__What needs to be done__: Select and copy out every line in the records containing "Gender".

++++++++++++++++++++

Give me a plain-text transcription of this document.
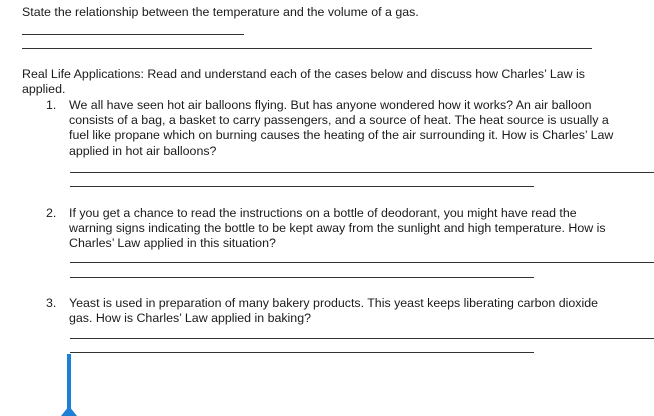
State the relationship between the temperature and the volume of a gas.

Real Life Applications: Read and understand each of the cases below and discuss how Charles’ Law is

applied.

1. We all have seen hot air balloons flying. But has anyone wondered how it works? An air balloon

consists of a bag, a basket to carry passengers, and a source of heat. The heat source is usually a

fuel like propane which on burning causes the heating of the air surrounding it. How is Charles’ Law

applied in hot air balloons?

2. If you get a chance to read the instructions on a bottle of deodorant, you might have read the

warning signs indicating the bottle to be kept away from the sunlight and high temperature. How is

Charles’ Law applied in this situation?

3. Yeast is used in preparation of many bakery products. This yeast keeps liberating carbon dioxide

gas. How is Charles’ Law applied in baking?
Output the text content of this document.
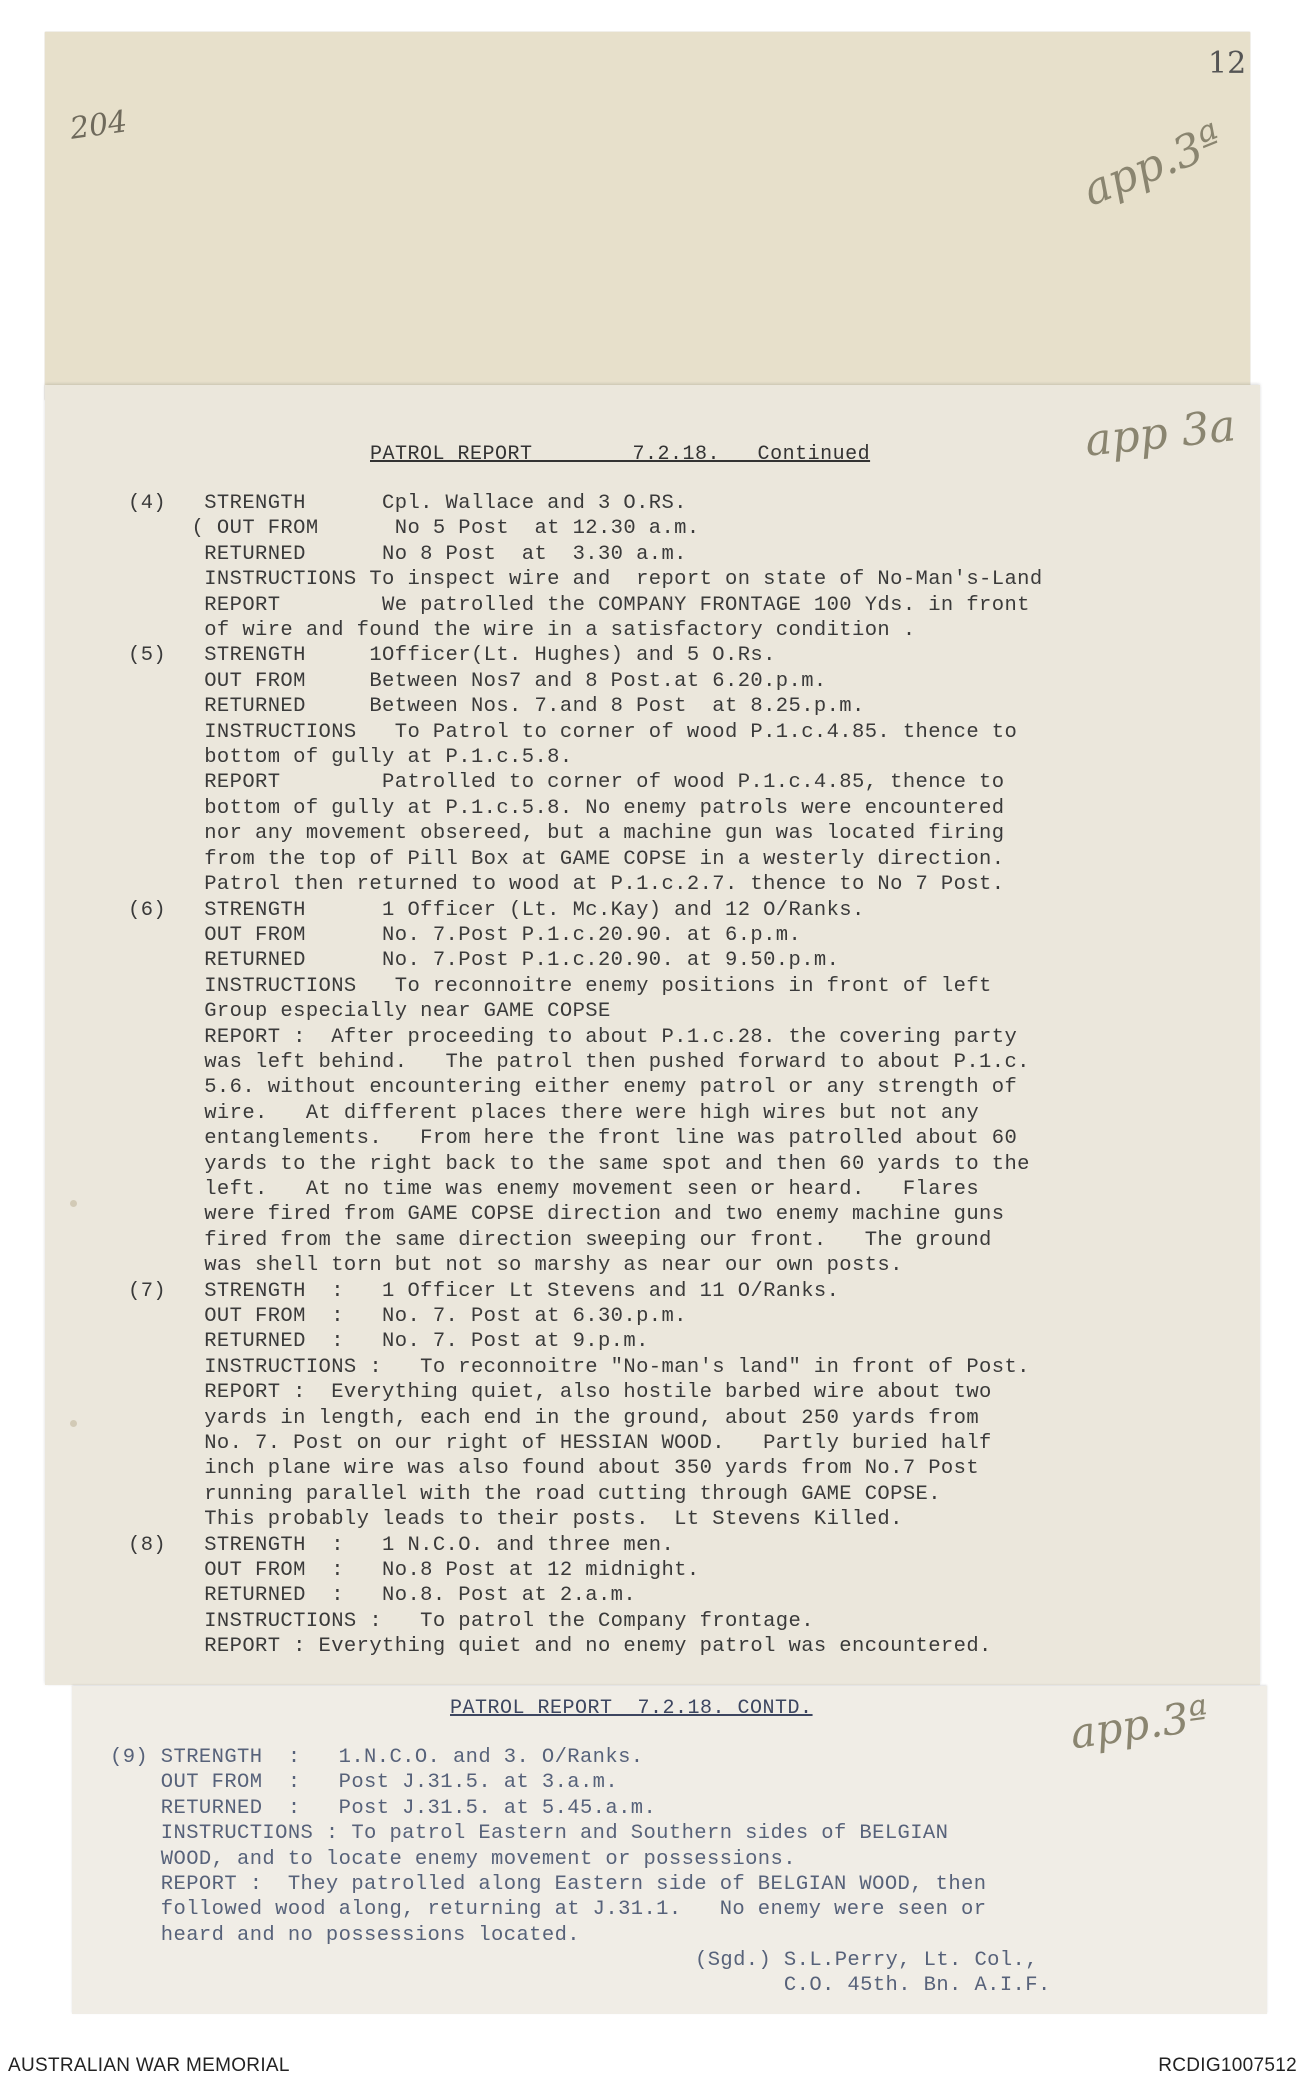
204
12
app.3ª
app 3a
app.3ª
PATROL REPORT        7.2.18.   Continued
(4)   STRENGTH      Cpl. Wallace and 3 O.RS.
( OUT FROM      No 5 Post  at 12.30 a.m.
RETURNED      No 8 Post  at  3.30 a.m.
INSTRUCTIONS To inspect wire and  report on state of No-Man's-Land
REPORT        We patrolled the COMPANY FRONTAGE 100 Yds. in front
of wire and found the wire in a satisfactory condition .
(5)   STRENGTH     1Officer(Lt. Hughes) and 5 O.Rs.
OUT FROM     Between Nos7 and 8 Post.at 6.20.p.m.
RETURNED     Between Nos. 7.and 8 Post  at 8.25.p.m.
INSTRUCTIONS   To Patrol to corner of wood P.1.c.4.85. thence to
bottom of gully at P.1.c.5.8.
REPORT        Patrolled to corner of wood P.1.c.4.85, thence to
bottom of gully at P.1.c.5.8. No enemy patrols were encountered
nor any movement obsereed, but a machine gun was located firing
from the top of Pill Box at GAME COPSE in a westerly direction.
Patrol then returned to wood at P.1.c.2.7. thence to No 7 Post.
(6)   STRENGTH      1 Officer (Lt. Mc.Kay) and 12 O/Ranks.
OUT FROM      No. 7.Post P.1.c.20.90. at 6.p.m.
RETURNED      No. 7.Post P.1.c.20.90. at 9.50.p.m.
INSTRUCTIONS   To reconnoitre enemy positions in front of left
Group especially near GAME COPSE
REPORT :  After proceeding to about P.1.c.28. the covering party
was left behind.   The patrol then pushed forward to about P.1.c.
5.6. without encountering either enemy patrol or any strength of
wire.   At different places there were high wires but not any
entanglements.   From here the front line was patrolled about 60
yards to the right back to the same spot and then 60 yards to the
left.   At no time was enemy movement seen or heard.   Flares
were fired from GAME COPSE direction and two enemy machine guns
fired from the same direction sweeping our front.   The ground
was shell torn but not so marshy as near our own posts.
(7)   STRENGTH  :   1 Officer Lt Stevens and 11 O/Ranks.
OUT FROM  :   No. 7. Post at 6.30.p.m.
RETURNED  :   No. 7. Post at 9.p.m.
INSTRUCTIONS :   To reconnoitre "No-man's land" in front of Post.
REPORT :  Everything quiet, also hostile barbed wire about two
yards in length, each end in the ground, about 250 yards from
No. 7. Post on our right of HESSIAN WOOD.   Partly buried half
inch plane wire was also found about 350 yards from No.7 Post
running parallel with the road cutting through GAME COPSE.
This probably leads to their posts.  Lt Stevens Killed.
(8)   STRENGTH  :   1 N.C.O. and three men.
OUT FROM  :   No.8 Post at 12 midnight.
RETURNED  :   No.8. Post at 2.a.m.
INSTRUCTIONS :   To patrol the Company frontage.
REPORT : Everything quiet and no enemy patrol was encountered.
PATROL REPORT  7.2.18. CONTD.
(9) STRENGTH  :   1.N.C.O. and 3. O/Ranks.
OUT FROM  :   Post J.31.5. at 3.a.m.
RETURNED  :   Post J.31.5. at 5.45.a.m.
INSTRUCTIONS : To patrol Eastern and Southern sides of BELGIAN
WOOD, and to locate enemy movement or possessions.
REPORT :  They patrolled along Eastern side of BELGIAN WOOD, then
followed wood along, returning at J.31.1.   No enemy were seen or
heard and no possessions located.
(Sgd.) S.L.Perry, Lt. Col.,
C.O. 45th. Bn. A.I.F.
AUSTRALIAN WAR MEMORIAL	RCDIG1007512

++++++++++++++++++++

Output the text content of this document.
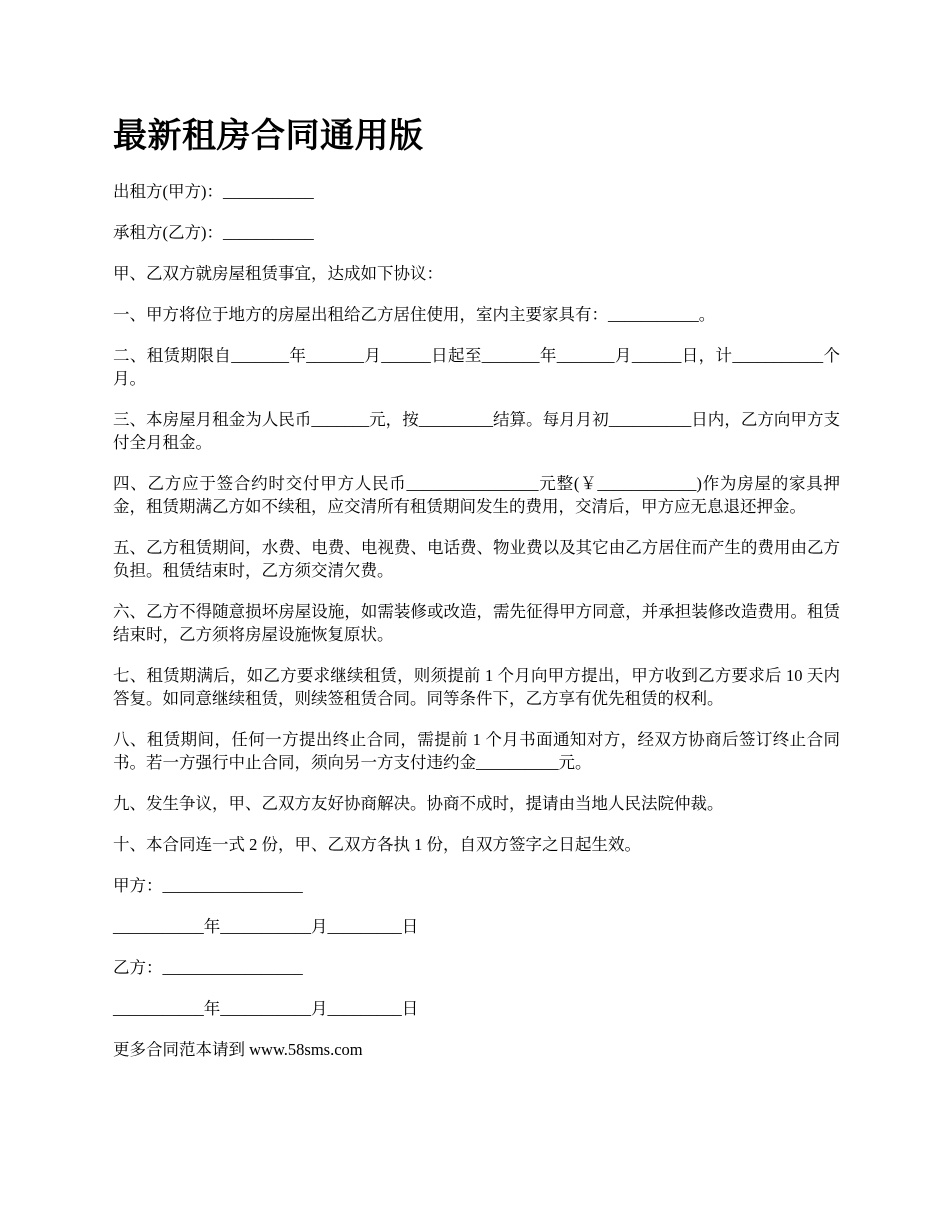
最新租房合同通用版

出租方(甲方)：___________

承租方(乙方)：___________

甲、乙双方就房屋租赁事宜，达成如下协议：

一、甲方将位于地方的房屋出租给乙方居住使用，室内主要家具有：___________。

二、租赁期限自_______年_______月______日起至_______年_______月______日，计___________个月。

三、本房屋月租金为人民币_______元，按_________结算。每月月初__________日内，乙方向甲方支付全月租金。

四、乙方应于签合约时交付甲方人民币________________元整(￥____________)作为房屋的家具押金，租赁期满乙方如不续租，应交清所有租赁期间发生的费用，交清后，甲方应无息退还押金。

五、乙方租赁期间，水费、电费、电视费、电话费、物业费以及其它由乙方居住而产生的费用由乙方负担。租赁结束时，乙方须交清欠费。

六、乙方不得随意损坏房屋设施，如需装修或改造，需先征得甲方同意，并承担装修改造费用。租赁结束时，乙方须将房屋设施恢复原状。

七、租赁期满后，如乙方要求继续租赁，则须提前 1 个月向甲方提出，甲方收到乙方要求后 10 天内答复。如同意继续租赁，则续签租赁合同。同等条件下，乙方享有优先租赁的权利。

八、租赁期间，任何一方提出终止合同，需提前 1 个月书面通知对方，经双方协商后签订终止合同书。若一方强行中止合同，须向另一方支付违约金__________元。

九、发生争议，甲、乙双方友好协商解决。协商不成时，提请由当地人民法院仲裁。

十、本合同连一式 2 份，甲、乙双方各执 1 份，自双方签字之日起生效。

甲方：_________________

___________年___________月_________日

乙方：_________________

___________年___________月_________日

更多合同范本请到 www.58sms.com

++++++++++++++++++++

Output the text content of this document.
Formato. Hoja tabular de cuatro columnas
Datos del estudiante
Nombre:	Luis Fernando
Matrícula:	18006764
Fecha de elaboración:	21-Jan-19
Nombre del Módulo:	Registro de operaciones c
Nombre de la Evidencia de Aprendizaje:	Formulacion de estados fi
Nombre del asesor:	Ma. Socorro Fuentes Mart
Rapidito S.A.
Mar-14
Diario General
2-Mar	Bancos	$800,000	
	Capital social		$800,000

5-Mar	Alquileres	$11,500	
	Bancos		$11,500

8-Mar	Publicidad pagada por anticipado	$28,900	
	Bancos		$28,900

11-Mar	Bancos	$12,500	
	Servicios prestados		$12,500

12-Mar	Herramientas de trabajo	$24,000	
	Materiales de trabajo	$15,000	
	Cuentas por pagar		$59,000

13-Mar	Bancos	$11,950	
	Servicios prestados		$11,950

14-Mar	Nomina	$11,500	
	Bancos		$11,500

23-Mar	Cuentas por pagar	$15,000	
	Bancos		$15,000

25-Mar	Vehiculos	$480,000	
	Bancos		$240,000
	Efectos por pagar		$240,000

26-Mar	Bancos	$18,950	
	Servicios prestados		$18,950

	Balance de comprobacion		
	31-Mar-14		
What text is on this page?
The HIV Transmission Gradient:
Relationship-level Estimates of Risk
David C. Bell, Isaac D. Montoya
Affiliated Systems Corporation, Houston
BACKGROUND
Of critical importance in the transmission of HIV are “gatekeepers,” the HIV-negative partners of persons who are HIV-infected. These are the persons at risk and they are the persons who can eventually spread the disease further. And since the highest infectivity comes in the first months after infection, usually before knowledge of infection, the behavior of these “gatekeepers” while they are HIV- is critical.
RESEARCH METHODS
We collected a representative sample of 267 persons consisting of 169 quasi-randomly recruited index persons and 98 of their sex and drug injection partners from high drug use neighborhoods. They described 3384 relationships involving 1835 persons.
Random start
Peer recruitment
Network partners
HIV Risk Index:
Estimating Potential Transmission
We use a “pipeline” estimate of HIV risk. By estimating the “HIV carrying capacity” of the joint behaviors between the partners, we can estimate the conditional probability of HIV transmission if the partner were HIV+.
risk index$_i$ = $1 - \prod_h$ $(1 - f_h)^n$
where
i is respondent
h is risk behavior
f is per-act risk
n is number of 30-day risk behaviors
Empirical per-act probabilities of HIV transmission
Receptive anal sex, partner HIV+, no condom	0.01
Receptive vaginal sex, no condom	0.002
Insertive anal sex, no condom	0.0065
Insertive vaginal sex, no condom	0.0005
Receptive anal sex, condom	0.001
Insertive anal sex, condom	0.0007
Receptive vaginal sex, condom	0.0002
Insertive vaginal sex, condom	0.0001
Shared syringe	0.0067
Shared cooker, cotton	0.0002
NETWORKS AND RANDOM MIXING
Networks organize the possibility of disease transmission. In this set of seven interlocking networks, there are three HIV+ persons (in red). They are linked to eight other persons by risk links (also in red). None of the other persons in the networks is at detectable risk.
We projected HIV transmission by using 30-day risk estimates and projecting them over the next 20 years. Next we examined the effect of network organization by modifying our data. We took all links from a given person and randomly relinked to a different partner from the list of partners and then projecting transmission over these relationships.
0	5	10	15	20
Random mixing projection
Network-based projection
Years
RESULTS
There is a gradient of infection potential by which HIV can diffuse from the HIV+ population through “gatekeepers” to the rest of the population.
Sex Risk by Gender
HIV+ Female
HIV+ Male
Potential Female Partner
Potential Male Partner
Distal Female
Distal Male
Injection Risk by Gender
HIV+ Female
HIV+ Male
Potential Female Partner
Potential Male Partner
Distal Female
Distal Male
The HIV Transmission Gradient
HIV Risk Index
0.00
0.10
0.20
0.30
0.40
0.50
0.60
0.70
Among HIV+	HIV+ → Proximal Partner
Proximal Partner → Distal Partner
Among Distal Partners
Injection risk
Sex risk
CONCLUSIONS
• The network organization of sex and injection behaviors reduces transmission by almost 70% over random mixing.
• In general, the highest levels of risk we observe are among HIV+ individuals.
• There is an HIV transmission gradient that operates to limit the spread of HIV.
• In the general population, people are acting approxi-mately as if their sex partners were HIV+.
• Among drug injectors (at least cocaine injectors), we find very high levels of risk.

++++++++++++++++++++

__Solved exercise__:
Sex Risk by Gender
Injection Risk by Gender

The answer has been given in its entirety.